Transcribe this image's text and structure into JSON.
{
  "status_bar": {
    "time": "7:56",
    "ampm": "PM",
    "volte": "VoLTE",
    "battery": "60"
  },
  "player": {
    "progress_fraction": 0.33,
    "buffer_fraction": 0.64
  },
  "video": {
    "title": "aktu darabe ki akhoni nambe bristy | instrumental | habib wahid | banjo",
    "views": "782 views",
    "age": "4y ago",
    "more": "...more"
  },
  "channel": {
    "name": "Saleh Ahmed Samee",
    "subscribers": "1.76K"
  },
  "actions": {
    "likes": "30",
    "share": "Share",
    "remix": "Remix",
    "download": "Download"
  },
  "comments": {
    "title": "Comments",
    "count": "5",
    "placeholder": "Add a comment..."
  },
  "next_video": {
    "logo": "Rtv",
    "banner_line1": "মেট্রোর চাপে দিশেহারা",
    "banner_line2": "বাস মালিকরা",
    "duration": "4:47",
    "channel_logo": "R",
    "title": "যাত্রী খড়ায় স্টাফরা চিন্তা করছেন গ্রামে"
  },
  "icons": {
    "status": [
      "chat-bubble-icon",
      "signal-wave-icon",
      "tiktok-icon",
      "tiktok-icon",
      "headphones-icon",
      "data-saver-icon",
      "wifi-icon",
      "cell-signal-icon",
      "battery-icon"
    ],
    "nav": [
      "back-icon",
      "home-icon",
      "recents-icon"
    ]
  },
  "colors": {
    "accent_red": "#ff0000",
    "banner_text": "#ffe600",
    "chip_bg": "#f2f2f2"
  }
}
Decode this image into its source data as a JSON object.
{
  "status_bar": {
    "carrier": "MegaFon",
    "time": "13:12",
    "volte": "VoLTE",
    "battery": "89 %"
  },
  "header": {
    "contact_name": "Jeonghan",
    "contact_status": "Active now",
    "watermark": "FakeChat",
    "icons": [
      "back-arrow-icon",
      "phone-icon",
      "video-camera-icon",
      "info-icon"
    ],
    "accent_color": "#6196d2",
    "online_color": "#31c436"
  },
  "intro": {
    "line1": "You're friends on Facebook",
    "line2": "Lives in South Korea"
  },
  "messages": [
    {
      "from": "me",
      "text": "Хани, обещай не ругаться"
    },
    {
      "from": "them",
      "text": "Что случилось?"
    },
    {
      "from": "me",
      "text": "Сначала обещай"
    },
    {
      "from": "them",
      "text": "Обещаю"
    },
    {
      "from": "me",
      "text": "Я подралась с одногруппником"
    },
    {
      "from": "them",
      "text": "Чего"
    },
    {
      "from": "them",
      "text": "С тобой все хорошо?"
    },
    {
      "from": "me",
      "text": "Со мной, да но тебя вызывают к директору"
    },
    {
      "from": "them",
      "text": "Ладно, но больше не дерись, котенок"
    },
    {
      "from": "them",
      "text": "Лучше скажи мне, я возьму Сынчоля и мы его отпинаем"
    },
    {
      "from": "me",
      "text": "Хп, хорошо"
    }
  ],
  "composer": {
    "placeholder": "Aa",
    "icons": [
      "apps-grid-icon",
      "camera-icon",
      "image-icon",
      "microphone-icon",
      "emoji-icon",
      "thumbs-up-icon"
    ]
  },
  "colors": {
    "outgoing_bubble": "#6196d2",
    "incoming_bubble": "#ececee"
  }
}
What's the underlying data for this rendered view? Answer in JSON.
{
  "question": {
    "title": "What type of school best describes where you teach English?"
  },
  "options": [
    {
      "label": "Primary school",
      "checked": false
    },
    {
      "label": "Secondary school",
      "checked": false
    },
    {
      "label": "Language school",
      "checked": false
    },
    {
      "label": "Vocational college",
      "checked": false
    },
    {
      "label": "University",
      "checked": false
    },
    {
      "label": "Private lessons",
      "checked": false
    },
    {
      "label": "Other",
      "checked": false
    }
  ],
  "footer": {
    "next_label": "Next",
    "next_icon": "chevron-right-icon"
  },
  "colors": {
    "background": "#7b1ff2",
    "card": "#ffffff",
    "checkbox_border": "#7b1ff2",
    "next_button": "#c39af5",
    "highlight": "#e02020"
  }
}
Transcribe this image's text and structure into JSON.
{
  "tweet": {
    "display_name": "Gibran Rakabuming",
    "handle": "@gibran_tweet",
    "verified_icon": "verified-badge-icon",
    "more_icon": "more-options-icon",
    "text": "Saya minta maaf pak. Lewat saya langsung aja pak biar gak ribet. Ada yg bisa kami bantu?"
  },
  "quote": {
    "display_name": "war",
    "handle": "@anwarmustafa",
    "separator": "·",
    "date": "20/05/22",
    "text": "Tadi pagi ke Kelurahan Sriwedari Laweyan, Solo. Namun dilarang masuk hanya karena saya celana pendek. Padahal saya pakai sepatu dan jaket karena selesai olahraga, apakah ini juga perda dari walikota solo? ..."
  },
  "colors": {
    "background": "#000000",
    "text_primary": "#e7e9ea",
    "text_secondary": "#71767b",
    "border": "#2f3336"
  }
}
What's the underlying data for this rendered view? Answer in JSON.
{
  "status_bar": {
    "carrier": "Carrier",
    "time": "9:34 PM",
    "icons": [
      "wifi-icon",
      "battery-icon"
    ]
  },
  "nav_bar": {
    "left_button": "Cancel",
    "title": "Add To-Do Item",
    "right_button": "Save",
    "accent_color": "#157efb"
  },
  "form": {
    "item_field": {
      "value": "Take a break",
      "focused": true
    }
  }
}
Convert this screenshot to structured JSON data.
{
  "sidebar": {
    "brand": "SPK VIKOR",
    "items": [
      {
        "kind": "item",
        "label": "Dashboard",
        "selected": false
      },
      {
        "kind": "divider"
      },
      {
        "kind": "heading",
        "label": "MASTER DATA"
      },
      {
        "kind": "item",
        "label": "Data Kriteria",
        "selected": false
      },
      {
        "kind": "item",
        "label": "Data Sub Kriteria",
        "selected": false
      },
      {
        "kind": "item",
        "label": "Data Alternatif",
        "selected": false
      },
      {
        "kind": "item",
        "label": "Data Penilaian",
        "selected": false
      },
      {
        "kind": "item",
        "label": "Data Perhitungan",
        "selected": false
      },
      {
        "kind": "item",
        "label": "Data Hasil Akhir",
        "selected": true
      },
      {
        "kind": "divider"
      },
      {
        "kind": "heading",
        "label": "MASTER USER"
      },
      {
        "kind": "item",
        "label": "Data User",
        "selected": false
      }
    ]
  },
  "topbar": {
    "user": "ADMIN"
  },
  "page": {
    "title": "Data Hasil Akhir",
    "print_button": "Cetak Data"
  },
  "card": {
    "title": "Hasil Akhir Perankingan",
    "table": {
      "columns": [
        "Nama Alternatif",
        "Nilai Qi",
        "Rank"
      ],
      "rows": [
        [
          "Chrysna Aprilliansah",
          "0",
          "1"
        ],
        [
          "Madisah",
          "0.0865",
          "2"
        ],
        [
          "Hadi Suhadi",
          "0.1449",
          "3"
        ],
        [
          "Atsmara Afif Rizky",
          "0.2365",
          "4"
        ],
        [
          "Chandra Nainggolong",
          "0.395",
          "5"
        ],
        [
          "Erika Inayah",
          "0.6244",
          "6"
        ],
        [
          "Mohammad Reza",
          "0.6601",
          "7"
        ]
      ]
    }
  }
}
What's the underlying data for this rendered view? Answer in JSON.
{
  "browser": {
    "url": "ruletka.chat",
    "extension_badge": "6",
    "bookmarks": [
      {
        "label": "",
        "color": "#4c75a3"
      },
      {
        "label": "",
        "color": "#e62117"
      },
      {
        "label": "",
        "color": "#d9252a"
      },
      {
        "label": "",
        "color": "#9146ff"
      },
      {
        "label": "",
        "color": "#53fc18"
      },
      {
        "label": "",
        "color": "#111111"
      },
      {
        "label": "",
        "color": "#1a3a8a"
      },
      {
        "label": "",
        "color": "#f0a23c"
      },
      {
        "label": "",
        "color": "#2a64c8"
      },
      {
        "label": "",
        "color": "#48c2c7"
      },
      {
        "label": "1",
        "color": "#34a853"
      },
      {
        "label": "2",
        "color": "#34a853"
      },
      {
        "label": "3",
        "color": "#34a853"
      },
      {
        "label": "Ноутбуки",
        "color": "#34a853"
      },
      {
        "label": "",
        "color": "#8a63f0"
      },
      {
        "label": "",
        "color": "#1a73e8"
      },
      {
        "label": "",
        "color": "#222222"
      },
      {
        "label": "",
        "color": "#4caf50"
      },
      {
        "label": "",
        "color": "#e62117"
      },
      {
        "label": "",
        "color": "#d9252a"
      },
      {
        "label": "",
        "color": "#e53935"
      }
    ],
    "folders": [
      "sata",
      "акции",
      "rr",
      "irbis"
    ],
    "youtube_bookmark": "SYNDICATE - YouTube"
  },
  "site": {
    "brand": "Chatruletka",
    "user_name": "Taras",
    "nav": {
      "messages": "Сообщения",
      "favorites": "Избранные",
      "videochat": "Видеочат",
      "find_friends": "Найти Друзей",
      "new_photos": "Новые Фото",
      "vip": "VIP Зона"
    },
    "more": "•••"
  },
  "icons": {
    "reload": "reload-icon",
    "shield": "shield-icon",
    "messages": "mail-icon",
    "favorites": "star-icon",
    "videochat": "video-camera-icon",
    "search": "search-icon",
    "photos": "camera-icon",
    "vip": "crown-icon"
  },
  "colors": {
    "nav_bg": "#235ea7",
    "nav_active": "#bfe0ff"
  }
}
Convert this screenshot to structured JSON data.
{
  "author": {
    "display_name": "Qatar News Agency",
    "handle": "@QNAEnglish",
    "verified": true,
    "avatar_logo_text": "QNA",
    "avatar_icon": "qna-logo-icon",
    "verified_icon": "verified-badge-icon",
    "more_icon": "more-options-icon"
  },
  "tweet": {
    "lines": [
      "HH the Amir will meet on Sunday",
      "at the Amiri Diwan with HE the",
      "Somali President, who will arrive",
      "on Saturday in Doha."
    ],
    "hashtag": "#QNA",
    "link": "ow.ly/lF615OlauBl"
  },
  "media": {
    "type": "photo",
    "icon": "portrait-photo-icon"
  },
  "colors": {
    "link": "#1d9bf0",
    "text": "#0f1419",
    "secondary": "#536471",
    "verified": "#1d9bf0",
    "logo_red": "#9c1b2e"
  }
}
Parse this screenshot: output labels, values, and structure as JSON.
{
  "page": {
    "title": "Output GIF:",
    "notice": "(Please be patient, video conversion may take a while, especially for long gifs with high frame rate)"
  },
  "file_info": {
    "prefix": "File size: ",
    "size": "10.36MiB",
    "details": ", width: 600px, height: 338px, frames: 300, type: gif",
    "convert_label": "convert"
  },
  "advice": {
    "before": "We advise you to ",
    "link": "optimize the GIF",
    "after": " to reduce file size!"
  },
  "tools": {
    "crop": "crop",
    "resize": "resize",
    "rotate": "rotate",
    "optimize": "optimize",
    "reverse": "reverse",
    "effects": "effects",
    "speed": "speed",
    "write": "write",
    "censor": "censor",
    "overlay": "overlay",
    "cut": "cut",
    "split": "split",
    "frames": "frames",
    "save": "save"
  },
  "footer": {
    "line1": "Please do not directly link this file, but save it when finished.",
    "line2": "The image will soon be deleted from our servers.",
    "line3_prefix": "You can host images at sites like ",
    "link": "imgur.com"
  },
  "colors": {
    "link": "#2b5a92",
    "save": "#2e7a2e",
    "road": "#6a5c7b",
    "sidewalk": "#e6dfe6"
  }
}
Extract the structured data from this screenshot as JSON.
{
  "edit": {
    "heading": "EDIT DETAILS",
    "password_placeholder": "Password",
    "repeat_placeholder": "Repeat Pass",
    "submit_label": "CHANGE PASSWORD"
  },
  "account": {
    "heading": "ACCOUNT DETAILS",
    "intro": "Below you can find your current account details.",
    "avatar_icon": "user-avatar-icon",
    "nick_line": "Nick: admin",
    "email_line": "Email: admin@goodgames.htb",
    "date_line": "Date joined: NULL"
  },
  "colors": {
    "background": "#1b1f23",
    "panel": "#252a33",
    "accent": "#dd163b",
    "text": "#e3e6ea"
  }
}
◆ ◆ ◆ ◆ ◆ ◆ ◆
**Work to be completed**
Locate the line with "Extract the structured" in the entries above; extract it and every line after it, verbatim.

**Final answer**
Extract the structured data from this screenshot as JSON.
{
  "edit": {
    "heading": "EDIT DETAILS",
    "password_placeholder": "Password",
    "repeat_placeholder": "Repeat Pass",
    "submit_label": "CHANGE PASSWORD"
  },
  "account": {
    "heading": "ACCOUNT DETAILS",
    "intro": "Below you can find your current account details.",
    "avatar_icon": "user-avatar-icon",
    "nick_line": "Nick: admin",
    "email_line": "Email: admin@goodgames.htb",
    "date_line": "Date joined: NULL"
  },
  "colors": {
    "background": "#1b1f23",
    "panel": "#252a33",
    "accent": "#dd163b",
    "text": "#e3e6ea"
  }
}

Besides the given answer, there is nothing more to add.